Repeat each of the following entries word for word, keeping every character, number, and line unchanged.

* * * * * * *

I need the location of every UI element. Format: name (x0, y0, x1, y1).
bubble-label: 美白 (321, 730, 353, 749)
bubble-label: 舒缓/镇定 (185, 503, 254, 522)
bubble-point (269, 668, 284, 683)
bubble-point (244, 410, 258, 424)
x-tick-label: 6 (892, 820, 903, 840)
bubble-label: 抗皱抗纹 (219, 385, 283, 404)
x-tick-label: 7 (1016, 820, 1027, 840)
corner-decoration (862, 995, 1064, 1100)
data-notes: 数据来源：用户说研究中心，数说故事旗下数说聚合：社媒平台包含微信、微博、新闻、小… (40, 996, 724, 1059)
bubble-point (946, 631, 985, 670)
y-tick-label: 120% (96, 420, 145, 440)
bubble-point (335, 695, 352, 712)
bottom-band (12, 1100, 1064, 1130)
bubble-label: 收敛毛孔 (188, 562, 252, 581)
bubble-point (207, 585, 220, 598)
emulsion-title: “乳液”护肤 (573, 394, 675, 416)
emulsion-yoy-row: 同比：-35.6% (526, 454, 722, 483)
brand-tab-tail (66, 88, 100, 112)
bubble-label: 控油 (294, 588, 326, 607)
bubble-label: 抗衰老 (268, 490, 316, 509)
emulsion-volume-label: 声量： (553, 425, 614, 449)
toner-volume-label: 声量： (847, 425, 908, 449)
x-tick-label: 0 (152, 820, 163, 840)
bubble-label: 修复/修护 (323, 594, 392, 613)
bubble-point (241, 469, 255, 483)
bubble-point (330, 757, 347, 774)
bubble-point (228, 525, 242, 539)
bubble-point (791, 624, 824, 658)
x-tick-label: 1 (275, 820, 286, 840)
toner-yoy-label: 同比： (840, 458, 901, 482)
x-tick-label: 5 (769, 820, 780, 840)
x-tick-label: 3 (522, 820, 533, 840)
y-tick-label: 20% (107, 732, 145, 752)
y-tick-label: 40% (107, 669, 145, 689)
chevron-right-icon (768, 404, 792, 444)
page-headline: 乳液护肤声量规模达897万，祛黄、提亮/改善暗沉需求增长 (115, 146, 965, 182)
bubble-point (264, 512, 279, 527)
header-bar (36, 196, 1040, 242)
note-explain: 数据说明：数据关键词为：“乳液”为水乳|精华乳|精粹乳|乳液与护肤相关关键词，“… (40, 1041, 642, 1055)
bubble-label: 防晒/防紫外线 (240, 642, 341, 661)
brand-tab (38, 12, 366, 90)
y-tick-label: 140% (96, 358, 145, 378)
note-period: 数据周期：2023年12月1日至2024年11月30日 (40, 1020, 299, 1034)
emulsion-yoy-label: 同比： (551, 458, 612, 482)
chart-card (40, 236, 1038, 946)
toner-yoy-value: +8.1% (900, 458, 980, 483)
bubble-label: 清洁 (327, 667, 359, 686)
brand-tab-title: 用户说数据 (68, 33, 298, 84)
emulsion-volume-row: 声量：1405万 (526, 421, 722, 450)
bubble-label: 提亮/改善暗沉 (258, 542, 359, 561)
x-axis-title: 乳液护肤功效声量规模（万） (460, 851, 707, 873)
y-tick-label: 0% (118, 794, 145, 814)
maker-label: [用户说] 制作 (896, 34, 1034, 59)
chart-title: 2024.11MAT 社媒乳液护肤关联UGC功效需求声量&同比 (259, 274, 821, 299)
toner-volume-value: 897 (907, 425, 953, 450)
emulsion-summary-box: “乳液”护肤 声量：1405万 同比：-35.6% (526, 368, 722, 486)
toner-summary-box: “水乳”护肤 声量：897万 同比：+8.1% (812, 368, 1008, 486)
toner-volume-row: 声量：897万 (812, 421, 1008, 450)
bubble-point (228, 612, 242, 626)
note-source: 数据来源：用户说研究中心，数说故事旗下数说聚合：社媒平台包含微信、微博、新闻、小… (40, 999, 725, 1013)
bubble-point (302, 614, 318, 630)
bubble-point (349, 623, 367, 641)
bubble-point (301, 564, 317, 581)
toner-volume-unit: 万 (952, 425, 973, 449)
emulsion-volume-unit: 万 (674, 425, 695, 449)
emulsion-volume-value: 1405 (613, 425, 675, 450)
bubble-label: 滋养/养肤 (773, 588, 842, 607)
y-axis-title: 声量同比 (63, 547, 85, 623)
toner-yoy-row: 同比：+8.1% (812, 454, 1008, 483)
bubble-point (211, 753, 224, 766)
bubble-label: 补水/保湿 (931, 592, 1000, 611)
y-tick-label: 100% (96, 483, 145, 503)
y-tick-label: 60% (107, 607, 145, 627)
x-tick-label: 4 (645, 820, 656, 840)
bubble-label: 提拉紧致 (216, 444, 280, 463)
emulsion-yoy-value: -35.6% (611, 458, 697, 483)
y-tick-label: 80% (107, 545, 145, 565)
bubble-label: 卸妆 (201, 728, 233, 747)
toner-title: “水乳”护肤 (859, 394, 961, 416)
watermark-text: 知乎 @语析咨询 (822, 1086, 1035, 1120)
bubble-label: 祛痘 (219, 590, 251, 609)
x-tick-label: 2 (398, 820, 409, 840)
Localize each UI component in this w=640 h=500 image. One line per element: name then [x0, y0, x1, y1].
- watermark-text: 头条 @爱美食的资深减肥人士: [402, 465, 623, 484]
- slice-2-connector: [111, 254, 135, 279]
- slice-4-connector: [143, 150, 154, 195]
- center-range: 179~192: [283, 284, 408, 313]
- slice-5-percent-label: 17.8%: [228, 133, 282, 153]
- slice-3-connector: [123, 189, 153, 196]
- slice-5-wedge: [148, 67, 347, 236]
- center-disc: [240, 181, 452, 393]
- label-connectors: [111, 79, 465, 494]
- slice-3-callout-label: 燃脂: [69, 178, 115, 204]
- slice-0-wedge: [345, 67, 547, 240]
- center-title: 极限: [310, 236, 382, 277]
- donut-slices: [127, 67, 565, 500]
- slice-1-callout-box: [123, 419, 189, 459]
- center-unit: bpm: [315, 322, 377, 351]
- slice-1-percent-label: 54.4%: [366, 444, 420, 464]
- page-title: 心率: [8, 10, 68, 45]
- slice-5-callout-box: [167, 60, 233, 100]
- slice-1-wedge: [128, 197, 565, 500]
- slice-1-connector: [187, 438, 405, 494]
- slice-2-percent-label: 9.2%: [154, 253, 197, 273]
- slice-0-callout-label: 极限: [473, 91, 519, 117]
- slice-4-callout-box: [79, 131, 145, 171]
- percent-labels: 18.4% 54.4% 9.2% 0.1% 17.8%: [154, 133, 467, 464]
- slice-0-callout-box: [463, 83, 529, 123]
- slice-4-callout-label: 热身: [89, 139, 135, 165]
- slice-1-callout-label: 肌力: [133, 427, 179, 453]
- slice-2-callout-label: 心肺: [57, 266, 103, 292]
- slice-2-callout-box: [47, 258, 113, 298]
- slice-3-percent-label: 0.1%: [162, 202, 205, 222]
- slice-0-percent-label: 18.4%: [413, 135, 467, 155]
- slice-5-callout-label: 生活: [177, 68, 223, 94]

* * * * * * *

• _Solution_
I need the location of every UI element. Format: name (x0, y0, x1, y1).
bubble-label: 美白 (321, 730, 353, 749)
bubble-label: 舒缓/镇定 (185, 503, 254, 522)
bubble-point (269, 668, 284, 683)
bubble-point (244, 410, 258, 424)
x-tick-label: 6 (892, 820, 903, 840)
bubble-label: 抗皱抗纹 (219, 385, 283, 404)
x-tick-label: 7 (1016, 820, 1027, 840)
corner-decoration (862, 995, 1064, 1100)
data-notes: 数据来源：用户说研究中心，数说故事旗下数说聚合：社媒平台包含微信、微博、新闻、小… (40, 996, 724, 1059)
bubble-point (946, 631, 985, 670)
y-tick-label: 120% (96, 420, 145, 440)
bubble-point (335, 695, 352, 712)
bottom-band (12, 1100, 1064, 1130)
bubble-label: 收敛毛孔 (188, 562, 252, 581)
bubble-point (207, 585, 220, 598)
emulsion-title: “乳液”护肤 (573, 394, 675, 416)
emulsion-yoy-row: 同比：-35.6% (526, 454, 722, 483)
brand-tab-tail (66, 88, 100, 112)
bubble-label: 控油 (294, 588, 326, 607)
bubble-label: 抗衰老 (268, 490, 316, 509)
emulsion-volume-label: 声量： (553, 425, 614, 449)
toner-volume-label: 声量： (847, 425, 908, 449)
x-tick-label: 0 (152, 820, 163, 840)
bubble-label: 修复/修护 (323, 594, 392, 613)
bubble-point (241, 469, 255, 483)
bubble-point (330, 757, 347, 774)
bubble-point (228, 525, 242, 539)
bubble-point (791, 624, 824, 658)
x-tick-label: 1 (275, 820, 286, 840)
toner-yoy-label: 同比： (840, 458, 901, 482)
x-tick-label: 5 (769, 820, 780, 840)
x-tick-label: 3 (522, 820, 533, 840)
y-tick-label: 20% (107, 732, 145, 752)
y-tick-label: 40% (107, 669, 145, 689)
chevron-right-icon (768, 404, 792, 444)
page-headline: 乳液护肤声量规模达897万，祛黄、提亮/改善暗沉需求增长 (115, 146, 965, 182)
bubble-point (264, 512, 279, 527)
header-bar (36, 196, 1040, 242)
note-explain: 数据说明：数据关键词为：“乳液”为水乳|精华乳|精粹乳|乳液与护肤相关关键词，“… (40, 1041, 642, 1055)
bubble-label: 防晒/防紫外线 (240, 642, 341, 661)
brand-tab (38, 12, 366, 90)
y-tick-label: 140% (96, 358, 145, 378)
note-period: 数据周期：2023年12月1日至2024年11月30日 (40, 1020, 299, 1034)
emulsion-yoy-label: 同比： (551, 458, 612, 482)
chart-card (40, 236, 1038, 946)
toner-yoy-value: +8.1% (900, 458, 980, 483)
bubble-label: 清洁 (327, 667, 359, 686)
brand-tab-title: 用户说数据 (68, 33, 298, 84)
emulsion-volume-row: 声量：1405万 (526, 421, 722, 450)
bubble-label: 提亮/改善暗沉 (258, 542, 359, 561)
x-axis-title: 乳液护肤功效声量规模（万） (460, 851, 707, 873)
y-tick-label: 0% (118, 794, 145, 814)
maker-label: [用户说] 制作 (896, 34, 1034, 59)
chart-title: 2024.11MAT 社媒乳液护肤关联UGC功效需求声量&同比 (259, 274, 821, 299)
toner-volume-value: 897 (907, 425, 953, 450)
emulsion-summary-box: “乳液”护肤 声量：1405万 同比：-35.6% (526, 368, 722, 486)
toner-summary-box: “水乳”护肤 声量：897万 同比：+8.1% (812, 368, 1008, 486)
toner-volume-row: 声量：897万 (812, 421, 1008, 450)
bubble-point (228, 612, 242, 626)
note-source: 数据来源：用户说研究中心，数说故事旗下数说聚合：社媒平台包含微信、微博、新闻、小… (40, 999, 725, 1013)
bubble-point (302, 614, 318, 630)
bubble-point (349, 623, 367, 641)
bubble-point (301, 564, 317, 581)
toner-volume-unit: 万 (952, 425, 973, 449)
emulsion-volume-unit: 万 (674, 425, 695, 449)
emulsion-volume-value: 1405 (613, 425, 675, 450)
bubble-label: 滋养/养肤 (773, 588, 842, 607)
y-axis-title: 声量同比 (63, 547, 85, 623)
toner-yoy-row: 同比：+8.1% (812, 454, 1008, 483)
bubble-point (211, 753, 224, 766)
bubble-label: 补水/保湿 (931, 592, 1000, 611)
y-tick-label: 100% (96, 483, 145, 503)
y-tick-label: 60% (107, 607, 145, 627)
x-tick-label: 4 (645, 820, 656, 840)
bubble-label: 提拉紧致 (216, 444, 280, 463)
emulsion-yoy-value: -35.6% (611, 458, 697, 483)
y-tick-label: 80% (107, 545, 145, 565)
bubble-label: 卸妆 (201, 728, 233, 747)
toner-title: “水乳”护肤 (859, 394, 961, 416)
watermark-text: 知乎 @语析咨询 (822, 1086, 1035, 1120)
bubble-label: 祛痘 (219, 590, 251, 609)
x-tick-label: 2 (398, 820, 409, 840)
Localize each UI component in this w=640 h=500 image. One line per element: name then [x0, y0, x1, y1].
- watermark-text: 头条 @爱美食的资深减肥人士: [402, 465, 623, 484]
- slice-2-connector: [111, 254, 135, 279]
- slice-4-connector: [143, 150, 154, 195]
- center-range: 179~192: [283, 284, 408, 313]
- slice-5-percent-label: 17.8%: [228, 133, 282, 153]
- slice-3-connector: [123, 189, 153, 196]
- slice-5-wedge: [148, 67, 347, 236]
- center-disc: [240, 181, 452, 393]
- label-connectors: [111, 79, 465, 494]
- slice-3-callout-label: 燃脂: [69, 178, 115, 204]
- slice-0-wedge: [345, 67, 547, 240]
- center-title: 极限: [310, 236, 382, 277]
- donut-slices: [127, 67, 565, 500]
- slice-1-callout-box: [123, 419, 189, 459]
- center-unit: bpm: [315, 322, 377, 351]
- slice-1-percent-label: 54.4%: [366, 444, 420, 464]
- page-title: 心率: [8, 10, 68, 45]
- slice-5-callout-box: [167, 60, 233, 100]
- slice-1-wedge: [128, 197, 565, 500]
- slice-1-connector: [187, 438, 405, 494]
- slice-2-percent-label: 9.2%: [154, 253, 197, 273]
- slice-0-callout-label: 极限: [473, 91, 519, 117]
- slice-4-callout-box: [79, 131, 145, 171]
- percent-labels: 18.4% 54.4% 9.2% 0.1% 17.8%: [154, 133, 467, 464]
- slice-0-callout-box: [463, 83, 529, 123]
- slice-4-callout-label: 热身: [89, 139, 135, 165]
- slice-1-callout-label: 肌力: [133, 427, 179, 453]
- slice-2-callout-label: 心肺: [57, 266, 103, 292]
- slice-2-callout-box: [47, 258, 113, 298]
- slice-3-percent-label: 0.1%: [162, 202, 205, 222]
- slice-0-percent-label: 18.4%: [413, 135, 467, 155]
- slice-5-callout-label: 生活: [177, 68, 223, 94]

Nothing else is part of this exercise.